Word for word, retype every entry in the listing.

Extracted records
+-------+

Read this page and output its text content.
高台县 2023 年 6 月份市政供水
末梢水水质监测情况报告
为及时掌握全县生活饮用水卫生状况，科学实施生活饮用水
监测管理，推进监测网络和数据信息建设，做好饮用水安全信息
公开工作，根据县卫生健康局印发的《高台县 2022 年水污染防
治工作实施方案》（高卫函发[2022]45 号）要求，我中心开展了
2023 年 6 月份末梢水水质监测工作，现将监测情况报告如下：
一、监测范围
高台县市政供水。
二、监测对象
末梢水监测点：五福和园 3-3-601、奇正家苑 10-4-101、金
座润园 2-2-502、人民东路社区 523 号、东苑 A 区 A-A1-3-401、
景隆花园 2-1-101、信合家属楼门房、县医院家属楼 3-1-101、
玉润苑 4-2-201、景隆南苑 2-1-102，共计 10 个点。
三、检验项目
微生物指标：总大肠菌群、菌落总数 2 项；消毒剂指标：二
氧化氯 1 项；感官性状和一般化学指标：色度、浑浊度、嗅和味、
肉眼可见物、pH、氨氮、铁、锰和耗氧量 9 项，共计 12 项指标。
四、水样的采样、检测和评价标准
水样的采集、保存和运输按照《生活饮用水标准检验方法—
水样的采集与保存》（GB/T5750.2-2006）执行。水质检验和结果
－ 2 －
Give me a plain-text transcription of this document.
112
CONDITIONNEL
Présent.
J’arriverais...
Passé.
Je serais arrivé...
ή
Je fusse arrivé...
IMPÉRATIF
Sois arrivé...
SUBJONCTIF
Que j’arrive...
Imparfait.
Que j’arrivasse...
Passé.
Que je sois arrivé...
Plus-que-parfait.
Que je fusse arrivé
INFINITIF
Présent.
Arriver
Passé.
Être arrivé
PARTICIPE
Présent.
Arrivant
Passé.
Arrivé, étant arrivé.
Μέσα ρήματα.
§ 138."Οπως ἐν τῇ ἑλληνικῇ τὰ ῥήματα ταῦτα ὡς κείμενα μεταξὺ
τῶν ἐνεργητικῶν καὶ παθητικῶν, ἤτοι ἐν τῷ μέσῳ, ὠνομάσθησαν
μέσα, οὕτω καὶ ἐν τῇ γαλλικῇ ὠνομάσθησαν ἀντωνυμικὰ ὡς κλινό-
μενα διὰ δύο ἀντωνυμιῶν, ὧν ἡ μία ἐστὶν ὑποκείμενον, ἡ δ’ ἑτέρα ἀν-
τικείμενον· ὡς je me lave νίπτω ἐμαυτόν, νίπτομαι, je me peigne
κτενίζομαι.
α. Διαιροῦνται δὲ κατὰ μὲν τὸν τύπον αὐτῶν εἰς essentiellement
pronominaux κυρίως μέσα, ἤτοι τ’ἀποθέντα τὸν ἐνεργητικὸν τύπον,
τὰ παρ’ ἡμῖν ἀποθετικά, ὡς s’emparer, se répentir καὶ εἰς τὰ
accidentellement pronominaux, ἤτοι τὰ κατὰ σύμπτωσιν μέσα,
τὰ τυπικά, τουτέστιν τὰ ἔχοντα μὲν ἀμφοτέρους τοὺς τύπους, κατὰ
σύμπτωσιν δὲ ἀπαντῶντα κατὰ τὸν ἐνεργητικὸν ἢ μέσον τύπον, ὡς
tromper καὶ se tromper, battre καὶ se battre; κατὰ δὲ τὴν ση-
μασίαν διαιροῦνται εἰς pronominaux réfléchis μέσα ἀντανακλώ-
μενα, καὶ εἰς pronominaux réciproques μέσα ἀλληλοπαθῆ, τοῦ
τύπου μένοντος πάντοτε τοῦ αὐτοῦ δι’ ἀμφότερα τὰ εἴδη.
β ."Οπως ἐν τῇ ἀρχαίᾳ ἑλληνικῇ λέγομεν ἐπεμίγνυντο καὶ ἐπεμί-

+-------+

* Solution to this exercise:
Read this page and output its text content.
高台县 2023 年 6 月份市政供水
末梢水水质监测情况报告
为及时掌握全县生活饮用水卫生状况，科学实施生活饮用水
监测管理，推进监测网络和数据信息建设，做好饮用水安全信息
公开工作，根据县卫生健康局印发的《高台县 2022 年水污染防
治工作实施方案》（高卫函发[2022]45 号）要求，我中心开展了
2023 年 6 月份末梢水水质监测工作，现将监测情况报告如下：
一、监测范围
高台县市政供水。
二、监测对象
末梢水监测点：五福和园 3-3-601、奇正家苑 10-4-101、金
座润园 2-2-502、人民东路社区 523 号、东苑 A 区 A-A1-3-401、
景隆花园 2-1-101、信合家属楼门房、县医院家属楼 3-1-101、
玉润苑 4-2-201、景隆南苑 2-1-102，共计 10 个点。
三、检验项目
微生物指标：总大肠菌群、菌落总数 2 项；消毒剂指标：二
氧化氯 1 项；感官性状和一般化学指标：色度、浑浊度、嗅和味、
肉眼可见物、pH、氨氮、铁、锰和耗氧量 9 项，共计 12 项指标。
四、水样的采样、检测和评价标准
水样的采集、保存和运输按照《生活饮用水标准检验方法—
水样的采集与保存》（GB/T5750.2-2006）执行。水质检验和结果
－ 2 －
Give me a plain-text transcription of this document.
112
CONDITIONNEL
Présent.
J’arriverais...
Passé.
Je serais arrivé...
ή
Je fusse arrivé...
IMPÉRATIF
Sois arrivé...
SUBJONCTIF
Que j’arrive...
Imparfait.
Que j’arrivasse...
Passé.
Que je sois arrivé...
Plus-que-parfait.
Que je fusse arrivé
INFINITIF
Présent.
Arriver
Passé.
Être arrivé
PARTICIPE
Présent.
Arrivant
Passé.
Arrivé, étant arrivé.
Μέσα ρήματα.
§ 138."Οπως ἐν τῇ ἑλληνικῇ τὰ ῥήματα ταῦτα ὡς κείμενα μεταξὺ
τῶν ἐνεργητικῶν καὶ παθητικῶν, ἤτοι ἐν τῷ μέσῳ, ὠνομάσθησαν
μέσα, οὕτω καὶ ἐν τῇ γαλλικῇ ὠνομάσθησαν ἀντωνυμικὰ ὡς κλινό-
μενα διὰ δύο ἀντωνυμιῶν, ὧν ἡ μία ἐστὶν ὑποκείμενον, ἡ δ’ ἑτέρα ἀν-
τικείμενον· ὡς je me lave νίπτω ἐμαυτόν, νίπτομαι, je me peigne
κτενίζομαι.
α. Διαιροῦνται δὲ κατὰ μὲν τὸν τύπον αὐτῶν εἰς essentiellement
pronominaux κυρίως μέσα, ἤτοι τ’ἀποθέντα τὸν ἐνεργητικὸν τύπον,
τὰ παρ’ ἡμῖν ἀποθετικά, ὡς s’emparer, se répentir καὶ εἰς τὰ
accidentellement pronominaux, ἤτοι τὰ κατὰ σύμπτωσιν μέσα,
τὰ τυπικά, τουτέστιν τὰ ἔχοντα μὲν ἀμφοτέρους τοὺς τύπους, κατὰ
σύμπτωσιν δὲ ἀπαντῶντα κατὰ τὸν ἐνεργητικὸν ἢ μέσον τύπον, ὡς
tromper καὶ se tromper, battre καὶ se battre; κατὰ δὲ τὴν ση-
μασίαν διαιροῦνται εἰς pronominaux réfléchis μέσα ἀντανακλώ-
μενα, καὶ εἰς pronominaux réciproques μέσα ἀλληλοπαθῆ, τοῦ
τύπου μένοντος πάντοτε τοῦ αὐτοῦ δι’ ἀμφότερα τὰ εἴδη.
β ."Οπως ἐν τῇ ἀρχαίᾳ ἑλληνικῇ λέγομεν ἐπεμίγνυντο καὶ ἐπεμί-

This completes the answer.